== Data provided ==

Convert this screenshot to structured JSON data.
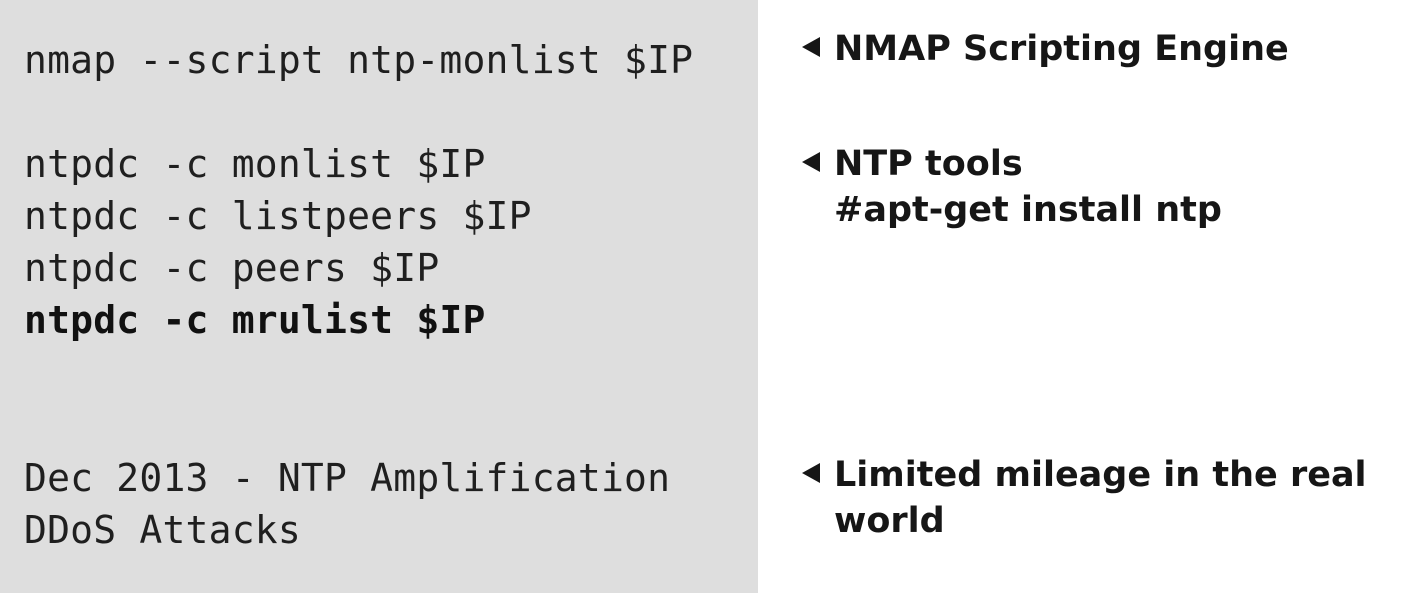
{
  "code": {
    "nmap": "nmap --script ntp-monlist $IP",
    "ntpdc_monlist": "ntpdc -c monlist $IP",
    "ntpdc_listpeers": "ntpdc -c listpeers $IP",
    "ntpdc_peers": "ntpdc -c peers $IP",
    "ntpdc_mrulist": "ntpdc -c mrulist $IP",
    "history_line1": "Dec 2013 - NTP Amplification",
    "history_line2": "DDoS Attacks"
  },
  "notes": {
    "nse": "NMAP Scripting Engine",
    "ntp_tools": "NTP tools",
    "ntp_install": "#apt-get install ntp",
    "mileage_line1": "Limited mileage in the real",
    "mileage_line2": "world"
  },
  "colors": {
    "code_panel_bg": "#dedede",
    "text": "#1f1f1f"
  },
  "icons": {
    "bullet": "left-pointing-triangle-icon"
  }
}
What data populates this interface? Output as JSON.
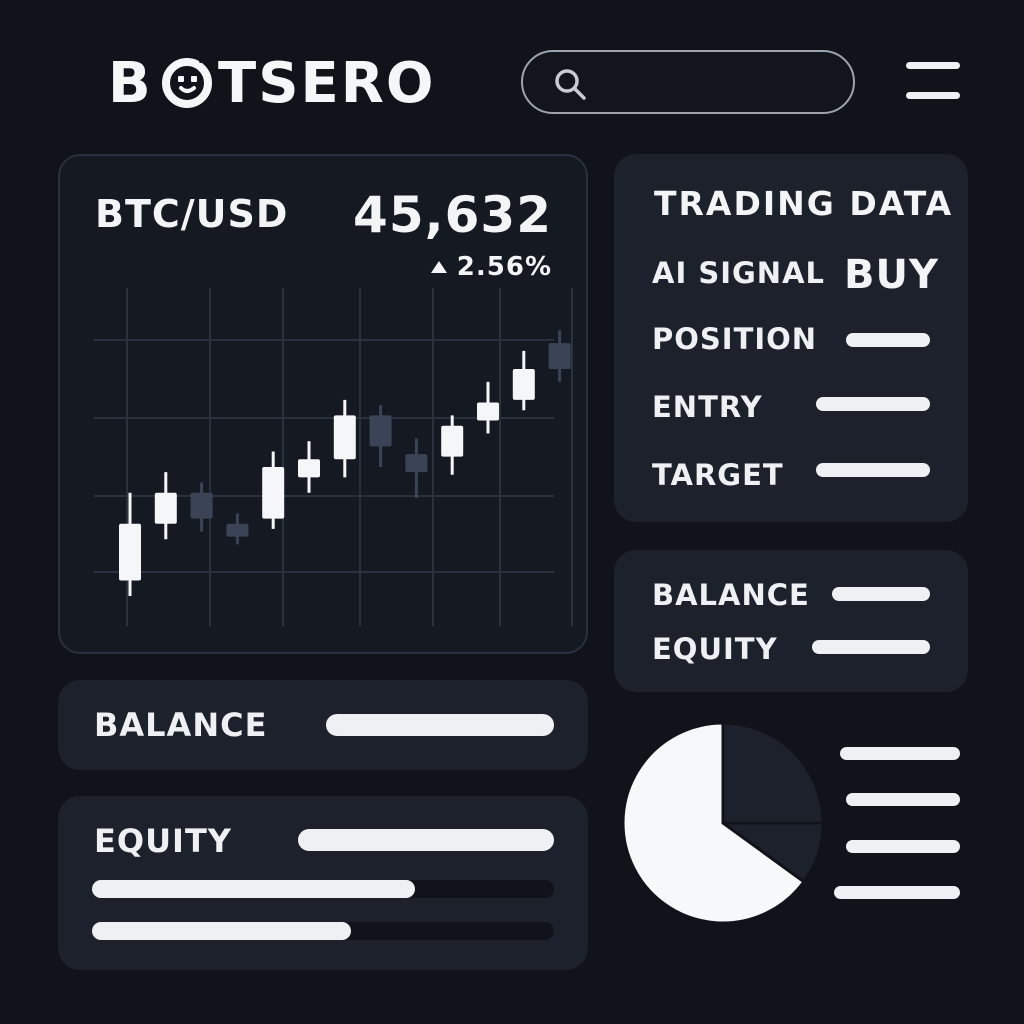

===

● **The request**
Every entry must be reproduced exactly, with the images left out.

● **Written solution**
Convert this screenshot to structured JSON data.
{
  "code": {
    "nmap": "nmap --script ntp-monlist $IP",
    "ntpdc_monlist": "ntpdc -c monlist $IP",
    "ntpdc_listpeers": "ntpdc -c listpeers $IP",
    "ntpdc_peers": "ntpdc -c peers $IP",
    "ntpdc_mrulist": "ntpdc -c mrulist $IP",
    "history_line1": "Dec 2013 - NTP Amplification",
    "history_line2": "DDoS Attacks"
  },
  "notes": {
    "nse": "NMAP Scripting Engine",
    "ntp_tools": "NTP tools",
    "ntp_install": "#apt-get install ntp",
    "mileage_line1": "Limited mileage in the real",
    "mileage_line2": "world"
  },
  "colors": {
    "code_panel_bg": "#dedede",
    "text": "#1f1f1f"
  },
  "icons": {
    "bullet": "left-pointing-triangle-icon"
  }
}
What data populates this interface? Output as JSON.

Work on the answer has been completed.